→ **Exercise input**
— Start —

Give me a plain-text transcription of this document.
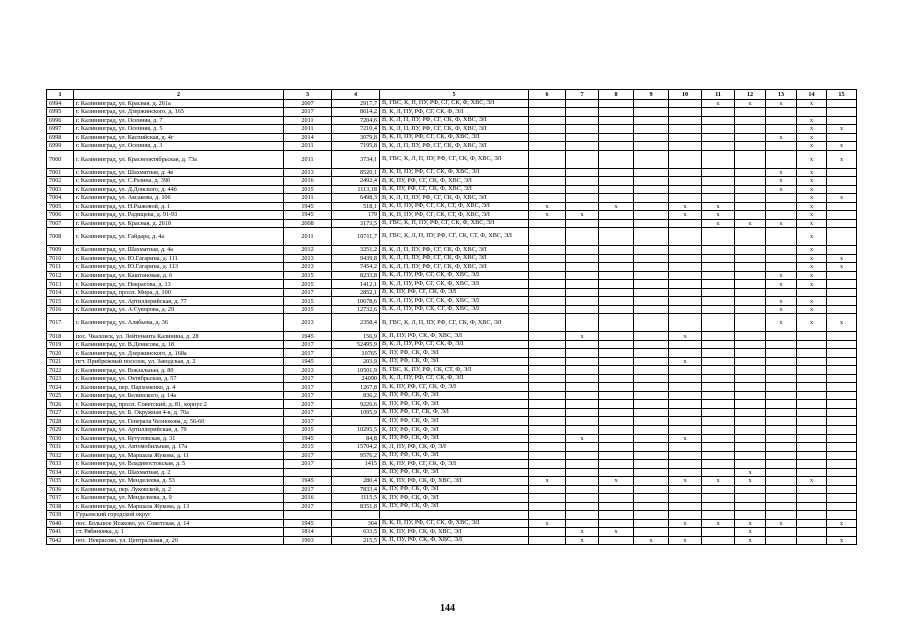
1	2	3	4	5	6	7	8	9	10	11	12	13	14	15
6994	г. Калининград, ул. Красная, д. 261а	2007	2917,7	В, ГВС, К, П, ПУ, РФ, СГ, СК, Ф, ХВС, ЭЛ						x	x	x	x	
6995	г. Калининград, ул. Дзержинского, д. 165	2017	8614,2	В, К, Л, ПУ, РФ, СГ, СК, Ф, ЭЛ										
6996	г. Калининград, ул. Осенняя, д. 7	2011	7204,6	В, К, Л, П, ПУ, РФ, СГ, СК, Ф, ХВС, ЭЛ									x	
6997	г. Калининград, ул. Осенняя, д. 5	2011	7210,4	В, К, Л, П, ПУ, РФ, СГ, СК, Ф, ХВС, ЭЛ									x	x
6998	г. Калининград, ул. Каспийская, д. 4г	2014	3079,8	В, К, П, ПУ, РФ, СГ, СК, Ф, ХВС, ЭЛ								x	x	
6999	г. Калининград, ул. Осенняя, д. 3	2011	7195,8	В, К, Л, П, ПУ, РФ, СГ, СК, Ф, ХВС, ЭЛ									x	x
7000	г. Калининград, ул. Краснооктябрьская, д. 73а	2011	3734,1	В, ГВС, К, Л, П, ПУ, РФ, СГ, СК, Ф, ХВС, ЭЛ									x	x
7001	г. Калининград, ул. Шахматная, д. 4в	2013	8520,1	В, К, П, ПУ, РФ, СГ, СК, Ф, ХВС, ЭЛ								x	x	
7002	г. Калининград, ул. С.Разина, д. 39б	2016	2492,4	В, К, ПУ, РФ, СГ, СК, Ф, ХВС, ЭЛ								x	x	
7003	г. Калининград, ул. Д.Донского, д. 44б	2015	1113,18	В, К, ПУ, РФ, СГ, СК, Ф, ХВС, ЭЛ								x	x	
7004	г. Калининград, ул. Аксакова, д. 106	2011	6498,3	В, К, Л, П, ПУ, РФ, СГ, СК, Ф, ХВС, ЭЛ									x	x
7005	г. Калининград, ул. Н.Рыжовой, д. 1	1945	518,1	В, К, П, ПУ, РФ, СГ, СК, СТ, Ф, ХВС, ЭЛ	x		x		x	x			x	
7006	г. Калининград, ул. Радищева, д. 91-93	1945	179	В, К, П, ПУ, РФ, СГ, СК, СТ, Ф, ХВС, ЭЛ	x	x			x	x			x	
7007	г. Калининград, ул. Красная, д. 261б	2008	3173,5	В, ГВС, К, П, ПУ, РФ, СГ, СК, Ф, ХВС, ЭЛ						x	x	x	x	
7008	г. Калининград, ул. Гайдара, д. 4а	2011	10711,7	В, ГВС, К, Л, П, ПУ, РФ, СГ, СК, СТ, Ф, ХВС, ЭЛ									x	
7009	г. Калининград, ул. Шахматная, д. 4а	2012	3251,2	В, К, Л, П, ПУ, РФ, СГ, СК, Ф, ХВС, ЭЛ									x	
7010	г. Калининград, ул. Ю.Гагарина, д. 111	2013	9439,8	В, К, Л, П, ПУ, РФ, СГ, СК, Ф, ХВС, ЭЛ									x	x
7011	г. Калининград, ул. Ю.Гагарина, д. 113	2013	7454,2	В, К, Л, П, ПУ, РФ, СГ, СК, Ф, ХВС, ЭЛ									x	x
7012	г. Калининград, ул. Каштановая, д. 6	2015	8233,8	В, К, Л, ПУ, РФ, СГ, СК, Ф, ХВС, ЭЛ								x	x	
7013	г. Калининград, ул. Некрасова, д. 13	2015	1412,1	В, К, Л, ПУ, РФ, СГ, СК, Ф, ХВС, ЭЛ								x	x	
7014	г. Калининград, просп. Мира, д. 100	2017	2852,1	В, К, ПУ, РФ, СГ, СК, Ф, ЭЛ										
7015	г. Калининград, ул. Артиллерийская, д. 77	2015	10678,6	В, К, Л, ПУ, РФ, СГ, СК, Ф, ХВС, ЭЛ								x	x	
7016	г. Калининград, ул. А.Суворова, д. 29	2015	12732,6	В, К, Л, ПУ, РФ, СК, СГ, Ф, ХВС, ЭЛ								x	x	
7017	г. Калининград, ул. Алябьева, д. 36	2013	2358,4	В, ГВС, К, Л, П, ПУ, РФ, СГ, СК, Ф, ХВС, ЭЛ								x	x	x
7018	пос. Чкаловск, ул. Лейтенанта Калинина, д. 28	1945	156,9	К, П, ПУ, РФ, СК, Ф, ХВС, ЭЛ		x			x					
7019	г. Калининград, ул. В.Денисова, д. 18	2017	52495,9	В, К, Л, ПУ, РФ, СГ, СК, Ф, ЭЛ										
7020	г. Калининград, ул. Дзержинского, д. 168а	2017	10765	К, ПУ, РФ, СК, Ф, ЭЛ										
7021	пгт. Прибрежный поселок, ул. Заводская, д. 2	1945	203,9	К, ПУ, РФ, СК, Ф, ЭЛ					x					
7022	г. Калининград, ул. Вокзальная, д. 80	2013	10501,9	В, ГВС, К, ПУ, РФ, СК, СТ, Ф, ЭЛ										
7023	г. Калининград, ул. Октябрьская, д. 57	2017	24090	В, К, Л, ПУ, РФ, СГ, СК, Ф, ЭЛ										
7024	г. Калининград, пер. Пархоменко, д. 4	2017	1267,8	В, К, ПУ, РФ, СГ, СК, Ф, ЭЛ										
7025	г. Калининград, ул. Белинского, д. 14а	2017	836,2	К, ПУ, РФ, СК, Ф, ЭЛ										
7026	г. Калининград, просп. Советский, д. 81, корпус 2	2017	9226,6	К, ПУ, РФ, СК, Ф, ЭЛ										
7027	г. Калининград, ул. Б. Окружная 4-я, д. 70а	2017	1095,9	К, ПУ, РФ, СГ, СК, Ф, ЭЛ										
7028	г. Калининград, ул. Генерала Челнокова, д. 56-60	2017		К, ПУ, РФ, СК, Ф, ЭЛ										
7029	г. Калининград, ул. Артиллерийская, д. 79	2015	10295,5	К, ПУ, РФ, СК, Ф, ЭЛ										
7030	г. Калининград, ул. Кутузовская, д. 31	1945	84,8	К, ПУ, РФ, СК, Ф, ЭЛ		x			x					
7031	г. Калининград, ул. Автомобильная, д. 17а	2015	15704,2	К, Л, ПУ, РФ, СК, Ф, ЭЛ										
7032	г. Калининград, ул. Маршала Жукова, д. 11	2017	9576,2	К, ПУ, РФ, СК, Ф, ЭЛ										
7033	г. Калининград, ул. Владивостокская, д. 5	2017	1415	В, К, ПУ, РФ, СГ, СК, Ф, ЭЛ										
7034	г. Калининград, ул. Шахматная, д. 2			К, ПУ, РФ, СК, Ф, ЭЛ							x			
7035	г. Калининград, ул. Менделеева, д. 53	1945	280,4	В, К, ПУ, РФ, СК, Ф, ХВС, ЭЛ	x		x		x	x	x		x	
7036	г. Калининград, пер. Луковской, д. 2	2017	7833,4	К, ПУ, РФ, СК, Ф, ЭЛ										
7037	г. Калининград, ул. Менделеева, д. 9	2016	1115,5	К, ПУ, РФ, СК, Ф, ЭЛ										
7038	г. Калининград, ул. Маршала Жукова, д. 13	2017	8351,8	К, ПУ, РФ, СК, Ф, ЭЛ										
7039	Гурьевский городской округ													
7040	пос. Большое Исаково, ул. Советская, д. 14	1945	364	В, К, П, ПУ, РФ, СГ, СК, Ф, ХВС, ЭЛ	x				x	x	x	x		x
7041	ст. Рябиновка, д. 1	1814	633,5	В, К, ПУ, РФ, СК, Ф, ХВС, ЭЛ		x	x				x			
7042	пос. Некрасово, ул. Центральная, д. 26	1903	215,5	К, П, ПУ, РФ, СК, Ф, ХВС, ЭЛ		x		x	x		x			x
144
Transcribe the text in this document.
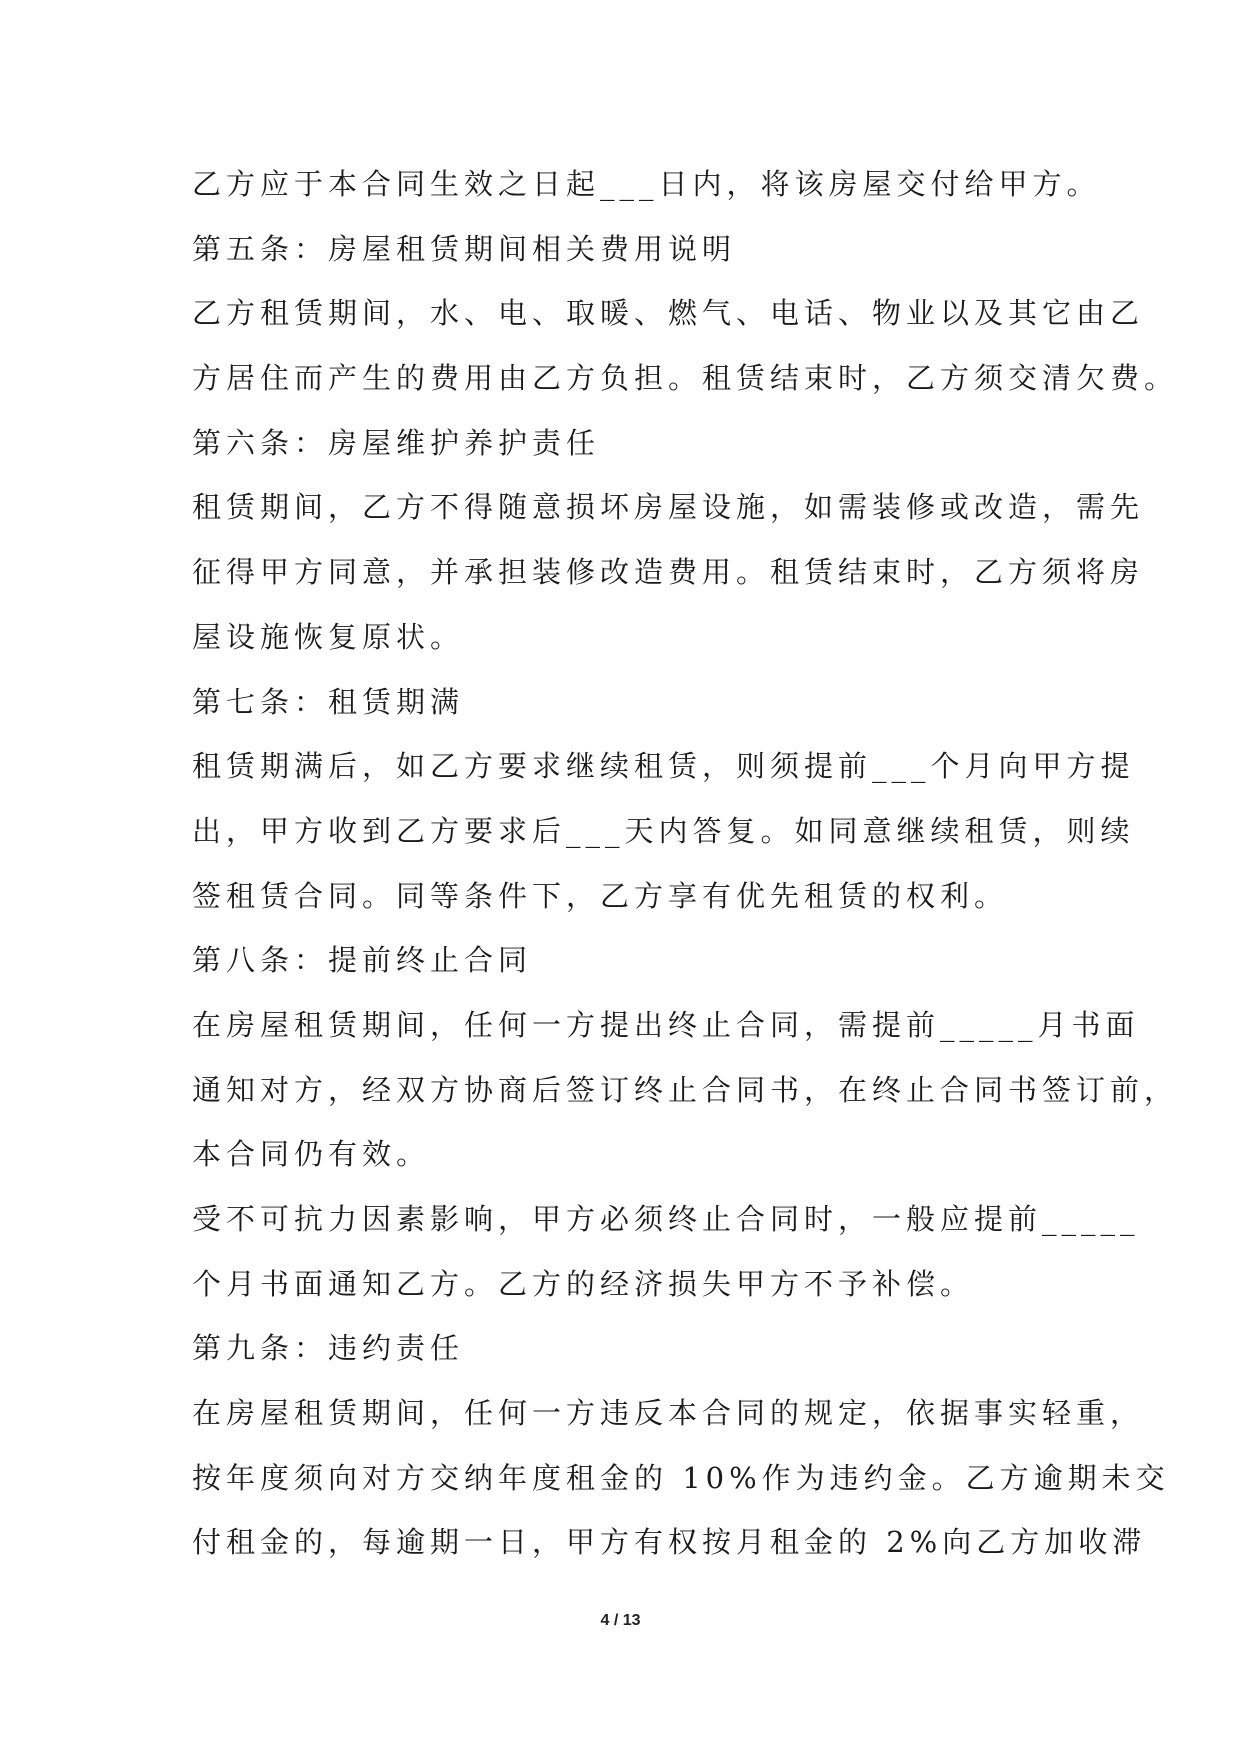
乙方应于本合同生效之日起___日内，将该房屋交付给甲方。
第五条：房屋租赁期间相关费用说明
乙方租赁期间，水、电、取暖、燃气、电话、物业以及其它由乙
方居住而产生的费用由乙方负担。租赁结束时，乙方须交清欠费。
第六条：房屋维护养护责任
租赁期间，乙方不得随意损坏房屋设施，如需装修或改造，需先
征得甲方同意，并承担装修改造费用。租赁结束时，乙方须将房
屋设施恢复原状。
第七条：租赁期满
租赁期满后，如乙方要求继续租赁，则须提前___个月向甲方提
出，甲方收到乙方要求后___天内答复。如同意继续租赁，则续
签租赁合同。同等条件下，乙方享有优先租赁的权利。
第八条：提前终止合同
在房屋租赁期间，任何一方提出终止合同，需提前_____月书面
通知对方，经双方协商后签订终止合同书，在终止合同书签订前，
本合同仍有效。
受不可抗力因素影响，甲方必须终止合同时，一般应提前_____
个月书面通知乙方。乙方的经济损失甲方不予补偿。
第九条：违约责任
在房屋租赁期间，任何一方违反本合同的规定，依据事实轻重，
按年度须向对方交纳年度租金的 10%作为违约金。乙方逾期未交
付租金的，每逾期一日，甲方有权按月租金的 2%向乙方加收滞
4 / 13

— End —

→ **Your goal**
Identify the lines of the entries containing the string "Красная". Copy each such line.

→ **Solution**
6994	г. Калининград, ул. Красная, д. 261а	2007	2917,7	В, ГВС, К, П, ПУ, РФ, СГ, СК, Ф, ХВС, ЭЛ						x	x	x	x	
7007	г. Калининград, ул. Красная, д. 261б	2008	3173,5	В, ГВС, К, П, ПУ, РФ, СГ, СК, Ф, ХВС, ЭЛ						x	x	x	x	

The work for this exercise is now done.